STATED TASK:
Reproduce the listing verbatim.

PROVIDED DATA:
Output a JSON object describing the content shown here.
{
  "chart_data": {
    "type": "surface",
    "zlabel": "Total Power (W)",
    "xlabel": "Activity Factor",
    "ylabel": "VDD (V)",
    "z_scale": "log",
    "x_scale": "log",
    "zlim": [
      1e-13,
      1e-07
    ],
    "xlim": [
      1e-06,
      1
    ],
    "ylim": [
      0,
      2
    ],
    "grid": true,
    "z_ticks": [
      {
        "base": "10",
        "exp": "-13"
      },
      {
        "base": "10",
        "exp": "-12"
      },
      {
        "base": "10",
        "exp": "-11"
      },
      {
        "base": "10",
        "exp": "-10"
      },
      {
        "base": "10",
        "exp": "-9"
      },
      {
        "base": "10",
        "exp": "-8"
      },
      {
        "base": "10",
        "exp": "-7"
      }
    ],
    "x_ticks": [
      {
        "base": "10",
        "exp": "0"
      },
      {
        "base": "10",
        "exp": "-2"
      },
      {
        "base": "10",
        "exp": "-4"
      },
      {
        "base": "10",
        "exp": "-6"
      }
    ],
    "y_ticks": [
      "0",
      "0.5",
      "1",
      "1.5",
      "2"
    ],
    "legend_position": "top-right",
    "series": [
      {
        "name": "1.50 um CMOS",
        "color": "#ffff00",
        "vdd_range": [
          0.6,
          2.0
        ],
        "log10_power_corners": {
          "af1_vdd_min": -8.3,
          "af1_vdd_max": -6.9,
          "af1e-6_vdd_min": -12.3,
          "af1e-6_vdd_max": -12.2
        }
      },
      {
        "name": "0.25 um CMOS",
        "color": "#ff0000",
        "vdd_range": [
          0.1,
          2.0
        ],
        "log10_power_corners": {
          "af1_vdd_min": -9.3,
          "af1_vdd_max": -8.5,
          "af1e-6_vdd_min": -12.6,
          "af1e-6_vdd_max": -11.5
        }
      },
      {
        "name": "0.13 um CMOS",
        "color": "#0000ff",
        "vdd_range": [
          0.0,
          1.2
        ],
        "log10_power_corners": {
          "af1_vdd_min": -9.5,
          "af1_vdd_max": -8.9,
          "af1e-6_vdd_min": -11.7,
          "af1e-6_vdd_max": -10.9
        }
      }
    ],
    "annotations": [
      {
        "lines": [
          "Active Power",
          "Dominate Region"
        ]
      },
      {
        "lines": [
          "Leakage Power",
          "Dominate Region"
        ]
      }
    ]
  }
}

FINAL RESULT:
Output a JSON object describing the content shown here.
{
  "chart_data": {
    "type": "surface",
    "zlabel": "Total Power (W)",
    "xlabel": "Activity Factor",
    "ylabel": "VDD (V)",
    "z_scale": "log",
    "x_scale": "log",
    "zlim": [
      1e-13,
      1e-07
    ],
    "xlim": [
      1e-06,
      1
    ],
    "ylim": [
      0,
      2
    ],
    "grid": true,
    "z_ticks": [
      {
        "base": "10",
        "exp": "-13"
      },
      {
        "base": "10",
        "exp": "-12"
      },
      {
        "base": "10",
        "exp": "-11"
      },
      {
        "base": "10",
        "exp": "-10"
      },
      {
        "base": "10",
        "exp": "-9"
      },
      {
        "base": "10",
        "exp": "-8"
      },
      {
        "base": "10",
        "exp": "-7"
      }
    ],
    "x_ticks": [
      {
        "base": "10",
        "exp": "0"
      },
      {
        "base": "10",
        "exp": "-2"
      },
      {
        "base": "10",
        "exp": "-4"
      },
      {
        "base": "10",
        "exp": "-6"
      }
    ],
    "y_ticks": [
      "0",
      "0.5",
      "1",
      "1.5",
      "2"
    ],
    "legend_position": "top-right",
    "series": [
      {
        "name": "1.50 um CMOS",
        "color": "#ffff00",
        "vdd_range": [
          0.6,
          2.0
        ],
        "log10_power_corners": {
          "af1_vdd_min": -8.3,
          "af1_vdd_max": -6.9,
          "af1e-6_vdd_min": -12.3,
          "af1e-6_vdd_max": -12.2
        }
      },
      {
        "name": "0.25 um CMOS",
        "color": "#ff0000",
        "vdd_range": [
          0.1,
          2.0
        ],
        "log10_power_corners": {
          "af1_vdd_min": -9.3,
          "af1_vdd_max": -8.5,
          "af1e-6_vdd_min": -12.6,
          "af1e-6_vdd_max": -11.5
        }
      },
      {
        "name": "0.13 um CMOS",
        "color": "#0000ff",
        "vdd_range": [
          0.0,
          1.2
        ],
        "log10_power_corners": {
          "af1_vdd_min": -9.5,
          "af1_vdd_max": -8.9,
          "af1e-6_vdd_min": -11.7,
          "af1e-6_vdd_max": -10.9
        }
      }
    ],
    "annotations": [
      {
        "lines": [
          "Active Power",
          "Dominate Region"
        ]
      },
      {
        "lines": [
          "Leakage Power",
          "Dominate Region"
        ]
      }
    ]
  }
}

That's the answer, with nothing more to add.